:: What to work on ::
Reproduce without changes the records from the line with "x-tick-label-b-5: 10 [535, 181, 545, 192]" to the line with "series-line-c-1 [179, 255, 395, 290]", both included, and nothing else.

:: Information given ::
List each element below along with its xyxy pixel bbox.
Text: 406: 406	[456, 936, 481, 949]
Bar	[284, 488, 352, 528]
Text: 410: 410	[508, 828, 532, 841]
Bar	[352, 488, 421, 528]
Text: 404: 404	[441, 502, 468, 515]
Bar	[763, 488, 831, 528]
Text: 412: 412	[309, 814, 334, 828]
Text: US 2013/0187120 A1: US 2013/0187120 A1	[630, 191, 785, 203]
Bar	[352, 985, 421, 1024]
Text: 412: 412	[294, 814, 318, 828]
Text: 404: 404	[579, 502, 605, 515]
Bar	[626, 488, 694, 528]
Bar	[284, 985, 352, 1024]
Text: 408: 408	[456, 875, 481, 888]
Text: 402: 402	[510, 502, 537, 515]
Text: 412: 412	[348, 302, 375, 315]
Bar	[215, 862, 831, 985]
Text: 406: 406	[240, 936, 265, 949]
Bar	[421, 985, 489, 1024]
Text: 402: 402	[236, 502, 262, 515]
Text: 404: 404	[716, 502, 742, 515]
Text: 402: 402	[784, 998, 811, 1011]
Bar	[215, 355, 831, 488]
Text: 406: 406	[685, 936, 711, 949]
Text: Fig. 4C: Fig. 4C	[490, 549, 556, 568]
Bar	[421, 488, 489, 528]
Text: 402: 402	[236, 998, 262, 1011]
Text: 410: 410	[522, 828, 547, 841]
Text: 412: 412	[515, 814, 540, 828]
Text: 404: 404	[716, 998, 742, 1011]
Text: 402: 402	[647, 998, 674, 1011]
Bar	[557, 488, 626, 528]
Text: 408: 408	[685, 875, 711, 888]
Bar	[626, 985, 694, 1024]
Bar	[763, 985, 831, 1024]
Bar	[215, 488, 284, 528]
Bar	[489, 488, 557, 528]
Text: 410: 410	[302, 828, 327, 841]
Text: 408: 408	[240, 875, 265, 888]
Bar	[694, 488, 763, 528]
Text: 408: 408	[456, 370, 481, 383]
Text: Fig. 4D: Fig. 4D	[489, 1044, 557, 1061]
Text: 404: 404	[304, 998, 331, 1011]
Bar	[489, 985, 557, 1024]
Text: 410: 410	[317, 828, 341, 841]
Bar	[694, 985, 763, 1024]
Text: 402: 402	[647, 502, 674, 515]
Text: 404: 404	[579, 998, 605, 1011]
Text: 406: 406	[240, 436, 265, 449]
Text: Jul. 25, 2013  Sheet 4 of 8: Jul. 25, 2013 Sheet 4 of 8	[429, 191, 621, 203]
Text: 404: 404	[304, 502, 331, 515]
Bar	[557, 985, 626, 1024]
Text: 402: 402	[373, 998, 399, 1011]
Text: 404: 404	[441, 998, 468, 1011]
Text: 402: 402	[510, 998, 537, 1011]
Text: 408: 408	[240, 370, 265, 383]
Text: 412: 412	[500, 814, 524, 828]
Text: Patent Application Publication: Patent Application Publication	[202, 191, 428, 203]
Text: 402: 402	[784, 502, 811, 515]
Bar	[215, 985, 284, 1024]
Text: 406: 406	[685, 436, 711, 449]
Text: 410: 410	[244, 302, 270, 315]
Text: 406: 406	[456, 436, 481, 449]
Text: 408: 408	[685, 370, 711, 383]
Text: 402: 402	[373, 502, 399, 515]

---

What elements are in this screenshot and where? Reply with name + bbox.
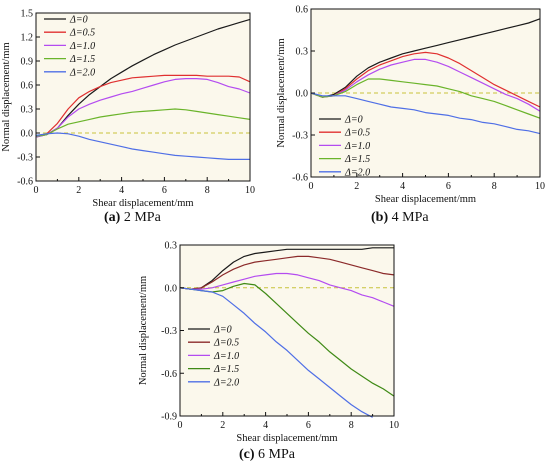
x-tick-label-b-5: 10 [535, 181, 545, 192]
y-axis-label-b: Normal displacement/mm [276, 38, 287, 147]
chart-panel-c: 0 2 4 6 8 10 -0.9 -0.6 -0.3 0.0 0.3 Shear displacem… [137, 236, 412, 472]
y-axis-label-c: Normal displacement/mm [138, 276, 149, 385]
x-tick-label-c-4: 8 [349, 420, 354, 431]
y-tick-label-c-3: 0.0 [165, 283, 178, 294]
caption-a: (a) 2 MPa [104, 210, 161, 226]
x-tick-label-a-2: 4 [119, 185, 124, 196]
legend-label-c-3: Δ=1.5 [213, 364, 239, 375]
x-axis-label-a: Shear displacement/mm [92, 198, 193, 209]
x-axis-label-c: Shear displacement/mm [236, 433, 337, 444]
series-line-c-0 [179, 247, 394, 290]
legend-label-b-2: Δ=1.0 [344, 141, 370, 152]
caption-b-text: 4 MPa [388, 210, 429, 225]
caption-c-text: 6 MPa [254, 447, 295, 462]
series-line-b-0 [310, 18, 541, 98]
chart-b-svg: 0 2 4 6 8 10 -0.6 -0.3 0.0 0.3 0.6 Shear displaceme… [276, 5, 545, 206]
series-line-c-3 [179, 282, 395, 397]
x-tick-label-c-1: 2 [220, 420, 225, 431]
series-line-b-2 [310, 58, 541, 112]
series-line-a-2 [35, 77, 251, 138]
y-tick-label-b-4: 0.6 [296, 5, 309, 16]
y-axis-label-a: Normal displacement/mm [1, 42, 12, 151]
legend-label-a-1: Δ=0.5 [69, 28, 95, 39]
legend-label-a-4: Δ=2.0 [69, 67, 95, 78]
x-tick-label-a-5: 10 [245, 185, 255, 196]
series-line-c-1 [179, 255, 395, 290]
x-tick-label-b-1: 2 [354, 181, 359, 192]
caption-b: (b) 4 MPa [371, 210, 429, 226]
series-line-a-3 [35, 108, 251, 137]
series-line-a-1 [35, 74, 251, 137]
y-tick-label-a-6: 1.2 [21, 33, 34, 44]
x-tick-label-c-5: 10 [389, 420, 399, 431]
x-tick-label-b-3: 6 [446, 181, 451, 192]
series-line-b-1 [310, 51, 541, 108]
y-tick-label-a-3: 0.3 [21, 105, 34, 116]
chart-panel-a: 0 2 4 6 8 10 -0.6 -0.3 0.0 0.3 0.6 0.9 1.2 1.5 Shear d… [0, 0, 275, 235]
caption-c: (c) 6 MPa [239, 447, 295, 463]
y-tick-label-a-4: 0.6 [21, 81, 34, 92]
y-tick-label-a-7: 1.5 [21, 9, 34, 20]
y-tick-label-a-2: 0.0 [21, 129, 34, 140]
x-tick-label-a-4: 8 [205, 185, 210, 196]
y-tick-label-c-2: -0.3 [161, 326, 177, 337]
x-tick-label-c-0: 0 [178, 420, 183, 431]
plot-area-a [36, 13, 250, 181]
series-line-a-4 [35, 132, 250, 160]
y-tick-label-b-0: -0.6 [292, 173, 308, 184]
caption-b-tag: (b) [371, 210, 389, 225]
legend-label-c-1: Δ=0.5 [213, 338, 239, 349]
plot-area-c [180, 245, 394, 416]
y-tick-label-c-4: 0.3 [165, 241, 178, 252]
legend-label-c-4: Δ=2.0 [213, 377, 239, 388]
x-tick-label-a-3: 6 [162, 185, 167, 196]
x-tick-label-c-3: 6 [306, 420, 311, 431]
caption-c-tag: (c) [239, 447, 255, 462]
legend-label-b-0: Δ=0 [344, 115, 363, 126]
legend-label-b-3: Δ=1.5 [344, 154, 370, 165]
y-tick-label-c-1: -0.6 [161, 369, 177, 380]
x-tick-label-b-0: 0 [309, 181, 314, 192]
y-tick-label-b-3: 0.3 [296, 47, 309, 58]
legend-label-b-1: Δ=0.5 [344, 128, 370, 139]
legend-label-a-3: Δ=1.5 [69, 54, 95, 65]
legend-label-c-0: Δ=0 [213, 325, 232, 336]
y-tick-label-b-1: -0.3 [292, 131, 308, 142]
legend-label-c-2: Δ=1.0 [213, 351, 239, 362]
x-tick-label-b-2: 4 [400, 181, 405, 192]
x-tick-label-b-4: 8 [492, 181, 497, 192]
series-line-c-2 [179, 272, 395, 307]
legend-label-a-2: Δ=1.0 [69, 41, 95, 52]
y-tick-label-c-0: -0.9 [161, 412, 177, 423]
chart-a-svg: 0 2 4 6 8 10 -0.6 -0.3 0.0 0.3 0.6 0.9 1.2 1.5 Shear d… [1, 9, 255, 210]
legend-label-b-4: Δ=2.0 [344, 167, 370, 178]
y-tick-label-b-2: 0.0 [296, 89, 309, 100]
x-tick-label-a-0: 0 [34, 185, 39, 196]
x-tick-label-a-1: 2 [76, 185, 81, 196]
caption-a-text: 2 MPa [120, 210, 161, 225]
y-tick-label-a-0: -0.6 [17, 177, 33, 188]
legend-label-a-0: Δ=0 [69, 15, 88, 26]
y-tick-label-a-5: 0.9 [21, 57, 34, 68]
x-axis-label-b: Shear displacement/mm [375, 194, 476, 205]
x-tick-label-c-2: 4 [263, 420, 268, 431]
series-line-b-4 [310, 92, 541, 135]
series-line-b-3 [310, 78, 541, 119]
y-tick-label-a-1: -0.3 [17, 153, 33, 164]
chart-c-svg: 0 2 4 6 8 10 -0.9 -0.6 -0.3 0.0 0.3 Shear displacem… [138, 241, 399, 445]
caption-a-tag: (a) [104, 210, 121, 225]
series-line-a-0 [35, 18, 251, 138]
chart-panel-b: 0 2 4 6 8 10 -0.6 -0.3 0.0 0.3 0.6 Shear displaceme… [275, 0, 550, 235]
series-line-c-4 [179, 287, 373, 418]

:: Answer to this problem ::
x-tick-label-b-5: 10 [535, 181, 545, 192]
y-axis-label-b: Normal displacement/mm [276, 38, 287, 147]
chart-panel-c: 0 2 4 6 8 10 -0.9 -0.6 -0.3 0.0 0.3 Shear displacem… [137, 236, 412, 472]
y-axis-label-c: Normal displacement/mm [138, 276, 149, 385]
x-tick-label-c-4: 8 [349, 420, 354, 431]
y-tick-label-c-3: 0.0 [165, 283, 178, 294]
caption-a: (a) 2 MPa [104, 210, 161, 226]
x-tick-label-a-2: 4 [119, 185, 124, 196]
legend-label-c-3: Δ=1.5 [213, 364, 239, 375]
x-axis-label-a: Shear displacement/mm [92, 198, 193, 209]
x-axis-label-c: Shear displacement/mm [236, 433, 337, 444]
series-line-c-0 [179, 247, 394, 290]
legend-label-b-2: Δ=1.0 [344, 141, 370, 152]
caption-b-text: 4 MPa [388, 210, 429, 225]
caption-c-text: 6 MPa [254, 447, 295, 462]
series-line-b-0 [310, 18, 541, 98]
chart-b-svg: 0 2 4 6 8 10 -0.6 -0.3 0.0 0.3 0.6 Shear displaceme… [276, 5, 545, 206]
series-line-c-3 [179, 282, 395, 397]
x-tick-label-c-1: 2 [220, 420, 225, 431]
series-line-b-2 [310, 58, 541, 112]
series-line-a-2 [35, 77, 251, 138]
y-tick-label-b-4: 0.6 [296, 5, 309, 16]
y-axis-label-a: Normal displacement/mm [1, 42, 12, 151]
legend-label-a-1: Δ=0.5 [69, 28, 95, 39]
legend-label-a-4: Δ=2.0 [69, 67, 95, 78]
x-tick-label-a-5: 10 [245, 185, 255, 196]
series-line-c-1 [179, 255, 395, 290]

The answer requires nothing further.